━━ Entries provided

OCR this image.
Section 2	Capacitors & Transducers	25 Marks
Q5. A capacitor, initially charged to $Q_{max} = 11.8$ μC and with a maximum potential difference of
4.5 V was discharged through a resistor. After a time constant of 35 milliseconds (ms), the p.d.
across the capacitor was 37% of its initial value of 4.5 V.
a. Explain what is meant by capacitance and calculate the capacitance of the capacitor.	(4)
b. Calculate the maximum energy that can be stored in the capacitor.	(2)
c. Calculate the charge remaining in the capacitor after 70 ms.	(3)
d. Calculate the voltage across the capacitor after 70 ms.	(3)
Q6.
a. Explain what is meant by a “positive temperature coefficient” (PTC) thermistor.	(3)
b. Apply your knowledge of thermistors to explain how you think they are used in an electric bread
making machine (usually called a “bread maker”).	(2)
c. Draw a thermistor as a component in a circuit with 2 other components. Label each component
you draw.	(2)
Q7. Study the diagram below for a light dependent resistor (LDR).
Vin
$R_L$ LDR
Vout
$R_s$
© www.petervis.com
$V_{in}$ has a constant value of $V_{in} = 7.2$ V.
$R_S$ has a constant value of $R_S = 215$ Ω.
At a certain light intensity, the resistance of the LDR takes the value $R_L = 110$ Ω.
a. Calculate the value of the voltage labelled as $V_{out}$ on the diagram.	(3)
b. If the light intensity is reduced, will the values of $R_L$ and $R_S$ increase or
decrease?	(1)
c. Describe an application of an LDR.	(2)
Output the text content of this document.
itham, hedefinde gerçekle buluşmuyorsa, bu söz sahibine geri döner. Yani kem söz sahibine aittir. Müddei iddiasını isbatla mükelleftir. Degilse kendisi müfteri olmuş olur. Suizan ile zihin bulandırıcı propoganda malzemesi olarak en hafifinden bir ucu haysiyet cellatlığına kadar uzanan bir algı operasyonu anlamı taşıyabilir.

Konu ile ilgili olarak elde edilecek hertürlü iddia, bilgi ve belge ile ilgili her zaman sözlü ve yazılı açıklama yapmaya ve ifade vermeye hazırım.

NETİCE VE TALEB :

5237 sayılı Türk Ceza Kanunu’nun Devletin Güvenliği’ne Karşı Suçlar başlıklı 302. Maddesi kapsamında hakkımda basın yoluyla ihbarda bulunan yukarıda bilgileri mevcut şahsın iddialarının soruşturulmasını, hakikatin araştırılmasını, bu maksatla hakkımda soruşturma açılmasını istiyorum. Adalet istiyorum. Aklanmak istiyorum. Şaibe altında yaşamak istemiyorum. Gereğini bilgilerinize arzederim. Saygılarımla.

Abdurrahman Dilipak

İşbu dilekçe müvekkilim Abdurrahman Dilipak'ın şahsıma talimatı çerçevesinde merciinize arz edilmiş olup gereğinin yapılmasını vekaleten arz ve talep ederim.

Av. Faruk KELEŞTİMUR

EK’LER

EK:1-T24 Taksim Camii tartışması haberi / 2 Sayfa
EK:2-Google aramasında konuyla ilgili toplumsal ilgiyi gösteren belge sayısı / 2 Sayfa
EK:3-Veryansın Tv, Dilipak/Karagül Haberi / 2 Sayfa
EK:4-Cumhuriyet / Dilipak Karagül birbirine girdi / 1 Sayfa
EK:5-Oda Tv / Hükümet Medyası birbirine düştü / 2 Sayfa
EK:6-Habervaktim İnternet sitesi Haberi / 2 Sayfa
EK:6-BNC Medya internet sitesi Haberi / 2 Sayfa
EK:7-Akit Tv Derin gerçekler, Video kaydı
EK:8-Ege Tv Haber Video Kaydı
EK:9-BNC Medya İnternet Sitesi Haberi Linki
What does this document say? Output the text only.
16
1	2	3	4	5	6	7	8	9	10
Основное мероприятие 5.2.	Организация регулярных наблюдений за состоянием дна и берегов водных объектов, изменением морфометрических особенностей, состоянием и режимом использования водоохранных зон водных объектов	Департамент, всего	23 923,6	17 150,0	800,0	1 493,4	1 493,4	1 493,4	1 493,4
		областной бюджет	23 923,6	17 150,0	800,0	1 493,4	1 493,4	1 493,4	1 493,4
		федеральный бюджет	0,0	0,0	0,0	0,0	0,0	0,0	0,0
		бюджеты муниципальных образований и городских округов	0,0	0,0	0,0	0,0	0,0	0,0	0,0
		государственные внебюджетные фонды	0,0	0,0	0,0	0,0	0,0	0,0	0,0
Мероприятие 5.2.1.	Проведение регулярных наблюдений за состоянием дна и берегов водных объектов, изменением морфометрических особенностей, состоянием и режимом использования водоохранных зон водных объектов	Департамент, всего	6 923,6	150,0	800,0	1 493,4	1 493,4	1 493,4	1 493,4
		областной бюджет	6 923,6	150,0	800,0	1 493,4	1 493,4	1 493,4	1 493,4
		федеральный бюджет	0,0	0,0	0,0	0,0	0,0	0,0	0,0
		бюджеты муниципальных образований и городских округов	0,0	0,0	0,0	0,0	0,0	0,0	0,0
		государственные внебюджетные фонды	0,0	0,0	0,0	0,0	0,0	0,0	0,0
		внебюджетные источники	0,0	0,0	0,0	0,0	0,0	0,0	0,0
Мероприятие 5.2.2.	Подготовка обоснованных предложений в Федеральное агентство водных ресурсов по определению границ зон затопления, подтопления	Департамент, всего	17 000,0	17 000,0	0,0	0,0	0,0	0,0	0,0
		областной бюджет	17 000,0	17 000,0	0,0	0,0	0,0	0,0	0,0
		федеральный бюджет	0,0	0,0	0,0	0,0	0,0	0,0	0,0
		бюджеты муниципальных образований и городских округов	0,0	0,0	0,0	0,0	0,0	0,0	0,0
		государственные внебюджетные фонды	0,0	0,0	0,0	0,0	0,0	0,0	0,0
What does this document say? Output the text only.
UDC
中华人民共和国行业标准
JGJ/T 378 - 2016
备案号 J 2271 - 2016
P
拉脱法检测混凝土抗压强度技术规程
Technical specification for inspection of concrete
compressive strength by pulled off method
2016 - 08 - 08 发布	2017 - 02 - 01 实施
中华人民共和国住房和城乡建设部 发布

━━━━

> **Job**: Copy all of the material word for word.

> **Correct output**:
OCR this image.
Section 2	Capacitors & Transducers	25 Marks
Q5. A capacitor, initially charged to $Q_{max} = 11.8$ μC and with a maximum potential difference of
4.5 V was discharged through a resistor. After a time constant of 35 milliseconds (ms), the p.d.
across the capacitor was 37% of its initial value of 4.5 V.
a. Explain what is meant by capacitance and calculate the capacitance of the capacitor.	(4)
b. Calculate the maximum energy that can be stored in the capacitor.	(2)
c. Calculate the charge remaining in the capacitor after 70 ms.	(3)
d. Calculate the voltage across the capacitor after 70 ms.	(3)
Q6.
a. Explain what is meant by a “positive temperature coefficient” (PTC) thermistor.	(3)
b. Apply your knowledge of thermistors to explain how you think they are used in an electric bread
making machine (usually called a “bread maker”).	(2)
c. Draw a thermistor as a component in a circuit with 2 other components. Label each component
you draw.	(2)
Q7. Study the diagram below for a light dependent resistor (LDR).
Vin
$R_L$ LDR
Vout
$R_s$
© www.petervis.com
$V_{in}$ has a constant value of $V_{in} = 7.2$ V.
$R_S$ has a constant value of $R_S = 215$ Ω.
At a certain light intensity, the resistance of the LDR takes the value $R_L = 110$ Ω.
a. Calculate the value of the voltage labelled as $V_{out}$ on the diagram.	(3)
b. If the light intensity is reduced, will the values of $R_L$ and $R_S$ increase or
decrease?	(1)
c. Describe an application of an LDR.	(2)
Output the text content of this document.
itham, hedefinde gerçekle buluşmuyorsa, bu söz sahibine geri döner. Yani kem söz sahibine aittir. Müddei iddiasını isbatla mükelleftir. Degilse kendisi müfteri olmuş olur. Suizan ile zihin bulandırıcı propoganda malzemesi olarak en hafifinden bir ucu haysiyet cellatlığına kadar uzanan bir algı operasyonu anlamı taşıyabilir.

Konu ile ilgili olarak elde edilecek hertürlü iddia, bilgi ve belge ile ilgili her zaman sözlü ve yazılı açıklama yapmaya ve ifade vermeye hazırım.

NETİCE VE TALEB :

5237 sayılı Türk Ceza Kanunu’nun Devletin Güvenliği’ne Karşı Suçlar başlıklı 302. Maddesi kapsamında hakkımda basın yoluyla ihbarda bulunan yukarıda bilgileri mevcut şahsın iddialarının soruşturulmasını, hakikatin araştırılmasını, bu maksatla hakkımda soruşturma açılmasını istiyorum. Adalet istiyorum. Aklanmak istiyorum. Şaibe altında yaşamak istemiyorum. Gereğini bilgilerinize arzederim. Saygılarımla.

Abdurrahman Dilipak

İşbu dilekçe müvekkilim Abdurrahman Dilipak'ın şahsıma talimatı çerçevesinde merciinize arz edilmiş olup gereğinin yapılmasını vekaleten arz ve talep ederim.

Av. Faruk KELEŞTİMUR

EK’LER

EK:1-T24 Taksim Camii tartışması haberi / 2 Sayfa
EK:2-Google aramasında konuyla ilgili toplumsal ilgiyi gösteren belge sayısı / 2 Sayfa
EK:3-Veryansın Tv, Dilipak/Karagül Haberi / 2 Sayfa
EK:4-Cumhuriyet / Dilipak Karagül birbirine girdi / 1 Sayfa
EK:5-Oda Tv / Hükümet Medyası birbirine düştü / 2 Sayfa
EK:6-Habervaktim İnternet sitesi Haberi / 2 Sayfa
EK:6-BNC Medya internet sitesi Haberi / 2 Sayfa
EK:7-Akit Tv Derin gerçekler, Video kaydı
EK:8-Ege Tv Haber Video Kaydı
EK:9-BNC Medya İnternet Sitesi Haberi Linki
What does this document say? Output the text only.
16
1	2	3	4	5	6	7	8	9	10
Основное мероприятие 5.2.	Организация регулярных наблюдений за состоянием дна и берегов водных объектов, изменением морфометрических особенностей, состоянием и режимом использования водоохранных зон водных объектов	Департамент, всего	23 923,6	17 150,0	800,0	1 493,4	1 493,4	1 493,4	1 493,4
		областной бюджет	23 923,6	17 150,0	800,0	1 493,4	1 493,4	1 493,4	1 493,4
		федеральный бюджет	0,0	0,0	0,0	0,0	0,0	0,0	0,0
		бюджеты муниципальных образований и городских округов	0,0	0,0	0,0	0,0	0,0	0,0	0,0
		государственные внебюджетные фонды	0,0	0,0	0,0	0,0	0,0	0,0	0,0
Мероприятие 5.2.1.	Проведение регулярных наблюдений за состоянием дна и берегов водных объектов, изменением морфометрических особенностей, состоянием и режимом использования водоохранных зон водных объектов	Департамент, всего	6 923,6	150,0	800,0	1 493,4	1 493,4	1 493,4	1 493,4
		областной бюджет	6 923,6	150,0	800,0	1 493,4	1 493,4	1 493,4	1 493,4
		федеральный бюджет	0,0	0,0	0,0	0,0	0,0	0,0	0,0
		бюджеты муниципальных образований и городских округов	0,0	0,0	0,0	0,0	0,0	0,0	0,0
		государственные внебюджетные фонды	0,0	0,0	0,0	0,0	0,0	0,0	0,0
		внебюджетные источники	0,0	0,0	0,0	0,0	0,0	0,0	0,0
Мероприятие 5.2.2.	Подготовка обоснованных предложений в Федеральное агентство водных ресурсов по определению границ зон затопления, подтопления	Департамент, всего	17 000,0	17 000,0	0,0	0,0	0,0	0,0	0,0
		областной бюджет	17 000,0	17 000,0	0,0	0,0	0,0	0,0	0,0
		федеральный бюджет	0,0	0,0	0,0	0,0	0,0	0,0	0,0
		бюджеты муниципальных образований и городских округов	0,0	0,0	0,0	0,0	0,0	0,0	0,0
		государственные внебюджетные фонды	0,0	0,0	0,0	0,0	0,0	0,0	0,0
What does this document say? Output the text only.
UDC
中华人民共和国行业标准
JGJ/T 378 - 2016
备案号 J 2271 - 2016
P
拉脱法检测混凝土抗压强度技术规程
Technical specification for inspection of concrete
compressive strength by pulled off method
2016 - 08 - 08 发布	2017 - 02 - 01 实施
中华人民共和国住房和城乡建设部 发布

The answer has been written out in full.